Write out the data below in full, unchanged, minus the images.

- - -

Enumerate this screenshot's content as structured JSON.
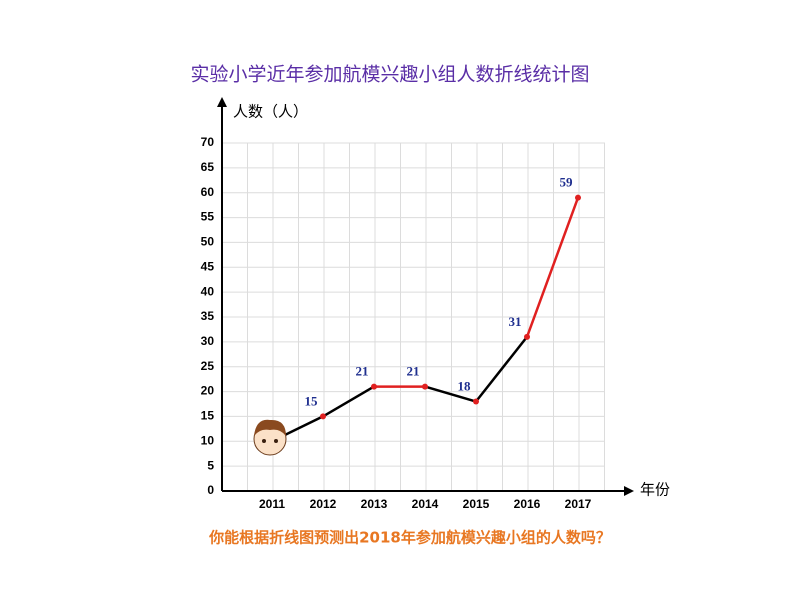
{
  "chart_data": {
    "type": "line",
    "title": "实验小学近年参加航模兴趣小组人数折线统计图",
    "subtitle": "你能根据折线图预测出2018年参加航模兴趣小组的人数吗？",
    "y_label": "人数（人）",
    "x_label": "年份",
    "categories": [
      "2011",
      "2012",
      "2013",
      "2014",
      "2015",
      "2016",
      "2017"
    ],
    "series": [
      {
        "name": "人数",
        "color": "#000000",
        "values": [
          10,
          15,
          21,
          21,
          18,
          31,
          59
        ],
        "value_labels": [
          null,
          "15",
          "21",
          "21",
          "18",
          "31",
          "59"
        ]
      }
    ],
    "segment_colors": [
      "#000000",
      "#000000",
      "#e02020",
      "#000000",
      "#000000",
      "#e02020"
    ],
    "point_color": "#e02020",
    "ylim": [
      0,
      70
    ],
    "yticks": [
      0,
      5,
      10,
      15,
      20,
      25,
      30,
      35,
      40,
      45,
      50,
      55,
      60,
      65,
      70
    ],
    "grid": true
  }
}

- - -

▶ **ANSWER FOR THE TASK**
Enumerate this screenshot's content as structured JSON.
{
  "chart_data": {
    "type": "line",
    "title": "实验小学近年参加航模兴趣小组人数折线统计图",
    "subtitle": "你能根据折线图预测出2018年参加航模兴趣小组的人数吗？",
    "y_label": "人数（人）",
    "x_label": "年份",
    "categories": [
      "2011",
      "2012",
      "2013",
      "2014",
      "2015",
      "2016",
      "2017"
    ],
    "series": [
      {
        "name": "人数",
        "color": "#000000",
        "values": [
          10,
          15,
          21,
          21,
          18,
          31,
          59
        ],
        "value_labels": [
          null,
          "15",
          "21",
          "21",
          "18",
          "31",
          "59"
        ]
      }
    ],
    "segment_colors": [
      "#000000",
      "#000000",
      "#e02020",
      "#000000",
      "#000000",
      "#e02020"
    ],
    "point_color": "#e02020",
    "ylim": [
      0,
      70
    ],
    "yticks": [
      0,
      5,
      10,
      15,
      20,
      25,
      30,
      35,
      40,
      45,
      50,
      55,
      60,
      65,
      70
    ],
    "grid": true
  }
}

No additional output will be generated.